→ **Requirement**
Update the records below: begin at the line that has "Where are 20" and stop after the line that has "- y-tick-label: 60: [50, 110, 59, 116]", replacing "bbox" with "bounding box" and leaving everything else unchanged. Leave the pictures out of your answer.

[Data taken from a collection]
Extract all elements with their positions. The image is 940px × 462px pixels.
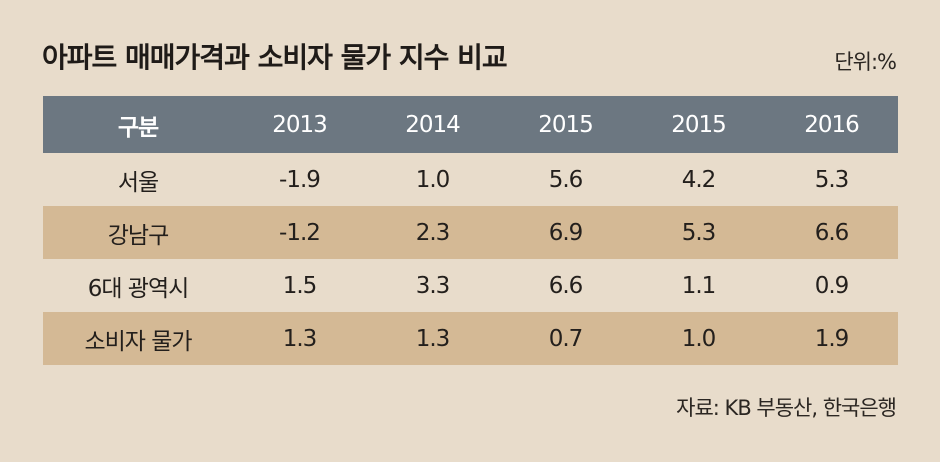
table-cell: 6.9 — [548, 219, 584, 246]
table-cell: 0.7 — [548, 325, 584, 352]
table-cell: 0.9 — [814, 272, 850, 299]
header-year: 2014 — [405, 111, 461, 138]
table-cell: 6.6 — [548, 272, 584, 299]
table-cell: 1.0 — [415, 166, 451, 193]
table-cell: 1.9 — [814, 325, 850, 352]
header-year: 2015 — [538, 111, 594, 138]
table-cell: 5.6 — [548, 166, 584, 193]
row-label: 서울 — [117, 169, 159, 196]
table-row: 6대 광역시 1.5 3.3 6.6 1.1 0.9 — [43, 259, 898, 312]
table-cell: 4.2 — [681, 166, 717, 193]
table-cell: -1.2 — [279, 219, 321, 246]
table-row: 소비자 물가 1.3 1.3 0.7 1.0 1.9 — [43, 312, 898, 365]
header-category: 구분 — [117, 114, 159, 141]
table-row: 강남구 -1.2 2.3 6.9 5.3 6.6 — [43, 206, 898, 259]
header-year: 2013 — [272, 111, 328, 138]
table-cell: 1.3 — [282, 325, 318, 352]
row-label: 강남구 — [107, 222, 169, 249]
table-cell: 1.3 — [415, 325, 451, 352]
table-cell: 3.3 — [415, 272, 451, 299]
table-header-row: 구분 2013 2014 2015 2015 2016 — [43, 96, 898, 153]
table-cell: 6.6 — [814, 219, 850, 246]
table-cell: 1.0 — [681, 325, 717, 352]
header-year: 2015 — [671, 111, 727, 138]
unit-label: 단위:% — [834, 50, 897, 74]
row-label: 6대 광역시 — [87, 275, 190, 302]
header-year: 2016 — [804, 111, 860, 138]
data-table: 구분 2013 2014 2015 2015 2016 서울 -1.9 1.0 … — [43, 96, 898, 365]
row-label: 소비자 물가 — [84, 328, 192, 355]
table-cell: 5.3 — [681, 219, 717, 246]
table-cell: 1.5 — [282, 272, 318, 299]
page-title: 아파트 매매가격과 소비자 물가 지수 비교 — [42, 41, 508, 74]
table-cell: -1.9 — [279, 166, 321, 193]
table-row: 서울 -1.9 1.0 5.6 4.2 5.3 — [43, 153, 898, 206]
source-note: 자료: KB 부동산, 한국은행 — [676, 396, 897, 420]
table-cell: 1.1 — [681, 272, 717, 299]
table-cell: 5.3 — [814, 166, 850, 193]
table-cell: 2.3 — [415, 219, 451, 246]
--
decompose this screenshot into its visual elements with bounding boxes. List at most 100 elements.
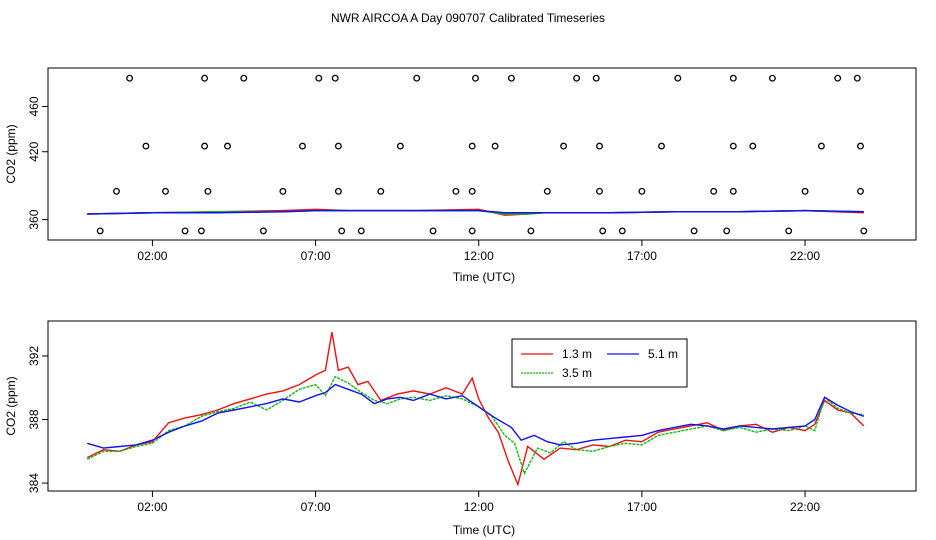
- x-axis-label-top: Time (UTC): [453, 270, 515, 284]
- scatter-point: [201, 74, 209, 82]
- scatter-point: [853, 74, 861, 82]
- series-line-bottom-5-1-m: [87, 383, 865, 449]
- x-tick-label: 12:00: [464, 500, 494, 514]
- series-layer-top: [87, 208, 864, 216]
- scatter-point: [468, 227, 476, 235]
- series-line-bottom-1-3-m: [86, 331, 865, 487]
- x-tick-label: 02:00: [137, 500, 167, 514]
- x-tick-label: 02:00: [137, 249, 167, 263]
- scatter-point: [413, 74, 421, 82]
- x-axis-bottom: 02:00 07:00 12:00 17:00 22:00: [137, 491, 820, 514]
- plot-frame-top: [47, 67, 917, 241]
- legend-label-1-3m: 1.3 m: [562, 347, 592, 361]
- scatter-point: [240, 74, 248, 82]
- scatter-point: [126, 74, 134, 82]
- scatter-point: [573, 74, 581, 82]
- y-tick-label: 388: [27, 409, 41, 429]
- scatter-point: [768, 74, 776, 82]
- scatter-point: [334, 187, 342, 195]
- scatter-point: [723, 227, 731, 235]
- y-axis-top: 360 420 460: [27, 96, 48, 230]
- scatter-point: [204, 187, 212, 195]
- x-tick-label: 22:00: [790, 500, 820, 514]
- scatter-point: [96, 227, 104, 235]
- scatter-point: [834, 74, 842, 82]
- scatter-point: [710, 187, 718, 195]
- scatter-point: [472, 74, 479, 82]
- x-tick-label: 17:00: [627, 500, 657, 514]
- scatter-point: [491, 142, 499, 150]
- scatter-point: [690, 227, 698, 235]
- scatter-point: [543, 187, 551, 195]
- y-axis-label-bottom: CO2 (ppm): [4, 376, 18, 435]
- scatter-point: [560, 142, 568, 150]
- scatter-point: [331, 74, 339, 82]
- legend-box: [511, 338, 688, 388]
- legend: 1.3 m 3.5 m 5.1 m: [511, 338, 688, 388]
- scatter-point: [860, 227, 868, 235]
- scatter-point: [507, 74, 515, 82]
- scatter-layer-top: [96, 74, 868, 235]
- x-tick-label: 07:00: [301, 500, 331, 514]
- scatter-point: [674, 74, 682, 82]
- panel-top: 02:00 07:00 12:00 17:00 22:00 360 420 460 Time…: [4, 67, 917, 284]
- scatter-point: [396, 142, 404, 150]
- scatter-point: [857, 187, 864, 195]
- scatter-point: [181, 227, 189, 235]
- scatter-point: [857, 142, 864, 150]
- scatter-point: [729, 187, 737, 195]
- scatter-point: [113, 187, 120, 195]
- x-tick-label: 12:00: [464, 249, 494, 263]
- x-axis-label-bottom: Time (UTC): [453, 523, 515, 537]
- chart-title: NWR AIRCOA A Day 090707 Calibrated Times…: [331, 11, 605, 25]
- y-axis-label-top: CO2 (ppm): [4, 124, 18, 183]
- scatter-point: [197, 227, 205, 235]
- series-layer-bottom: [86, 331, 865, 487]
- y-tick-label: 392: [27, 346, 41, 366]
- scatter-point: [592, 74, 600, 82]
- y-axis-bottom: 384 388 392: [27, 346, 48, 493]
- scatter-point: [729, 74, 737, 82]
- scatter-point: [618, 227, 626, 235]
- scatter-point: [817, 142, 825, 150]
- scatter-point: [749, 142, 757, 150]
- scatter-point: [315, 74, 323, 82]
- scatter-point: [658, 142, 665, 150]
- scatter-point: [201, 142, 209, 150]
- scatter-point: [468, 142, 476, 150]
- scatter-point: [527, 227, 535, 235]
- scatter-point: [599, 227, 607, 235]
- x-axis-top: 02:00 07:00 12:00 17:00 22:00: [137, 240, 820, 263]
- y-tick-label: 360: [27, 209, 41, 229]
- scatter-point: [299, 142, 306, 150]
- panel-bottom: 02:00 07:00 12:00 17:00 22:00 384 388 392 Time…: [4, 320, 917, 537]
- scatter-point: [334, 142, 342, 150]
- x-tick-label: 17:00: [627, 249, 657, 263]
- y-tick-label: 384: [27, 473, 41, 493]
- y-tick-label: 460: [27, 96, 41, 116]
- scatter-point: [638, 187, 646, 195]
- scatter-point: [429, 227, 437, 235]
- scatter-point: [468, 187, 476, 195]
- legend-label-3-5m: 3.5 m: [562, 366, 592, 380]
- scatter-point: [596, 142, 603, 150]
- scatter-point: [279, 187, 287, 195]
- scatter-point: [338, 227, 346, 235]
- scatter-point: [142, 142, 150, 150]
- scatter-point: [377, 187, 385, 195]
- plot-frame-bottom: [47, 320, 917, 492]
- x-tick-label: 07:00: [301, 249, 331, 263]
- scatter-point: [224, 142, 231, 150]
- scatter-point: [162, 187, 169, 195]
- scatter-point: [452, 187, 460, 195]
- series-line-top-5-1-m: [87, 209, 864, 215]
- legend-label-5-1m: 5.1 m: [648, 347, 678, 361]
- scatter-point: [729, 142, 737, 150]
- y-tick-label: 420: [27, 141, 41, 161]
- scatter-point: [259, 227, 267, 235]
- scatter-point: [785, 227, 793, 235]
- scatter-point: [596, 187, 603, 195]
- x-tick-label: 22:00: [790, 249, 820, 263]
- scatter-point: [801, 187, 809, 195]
---
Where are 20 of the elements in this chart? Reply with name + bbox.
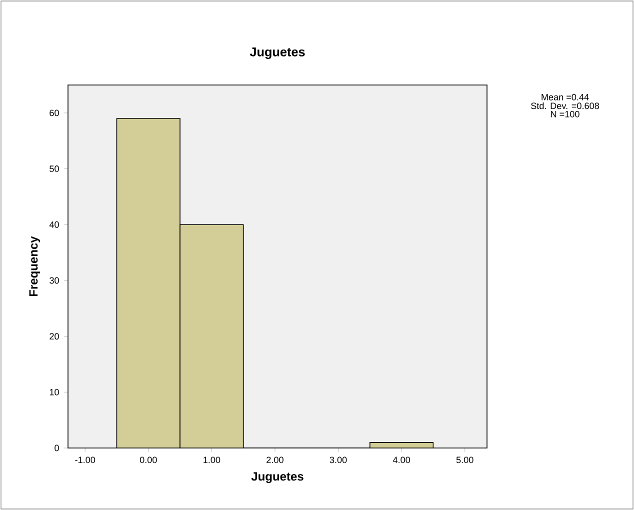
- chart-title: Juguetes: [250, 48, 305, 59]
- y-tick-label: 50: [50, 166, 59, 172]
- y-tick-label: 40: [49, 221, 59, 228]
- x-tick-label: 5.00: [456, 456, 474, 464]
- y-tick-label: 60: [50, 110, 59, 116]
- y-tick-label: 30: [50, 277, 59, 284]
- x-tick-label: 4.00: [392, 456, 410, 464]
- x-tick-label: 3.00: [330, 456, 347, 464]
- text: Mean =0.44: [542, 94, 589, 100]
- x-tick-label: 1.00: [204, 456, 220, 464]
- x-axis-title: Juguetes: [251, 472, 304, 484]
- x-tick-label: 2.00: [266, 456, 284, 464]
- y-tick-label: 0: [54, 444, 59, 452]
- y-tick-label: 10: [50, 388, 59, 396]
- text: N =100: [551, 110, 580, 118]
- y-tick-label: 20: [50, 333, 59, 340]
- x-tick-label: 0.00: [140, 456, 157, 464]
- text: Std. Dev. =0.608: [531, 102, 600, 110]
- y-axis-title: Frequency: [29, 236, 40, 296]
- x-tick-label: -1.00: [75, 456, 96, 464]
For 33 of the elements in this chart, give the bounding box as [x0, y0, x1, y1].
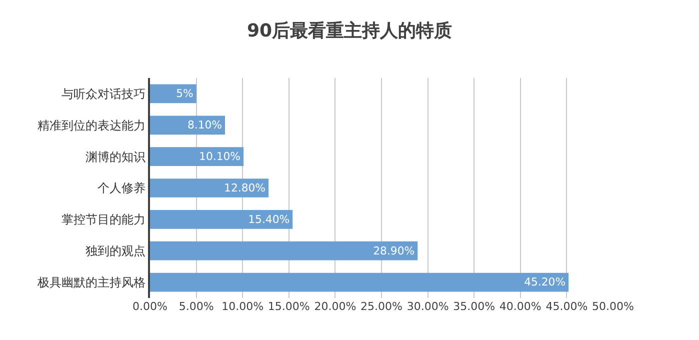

→ **Response below**
Where are 20 of the elements in this chart? Reply with name + bounding box.
- chart-title: Juguetes: [250, 48, 305, 59]
- y-tick-label: 50: [50, 166, 59, 172]
- y-tick-label: 40: [49, 221, 59, 228]
- x-tick-label: 5.00: [456, 456, 474, 464]
- y-tick-label: 60: [50, 110, 59, 116]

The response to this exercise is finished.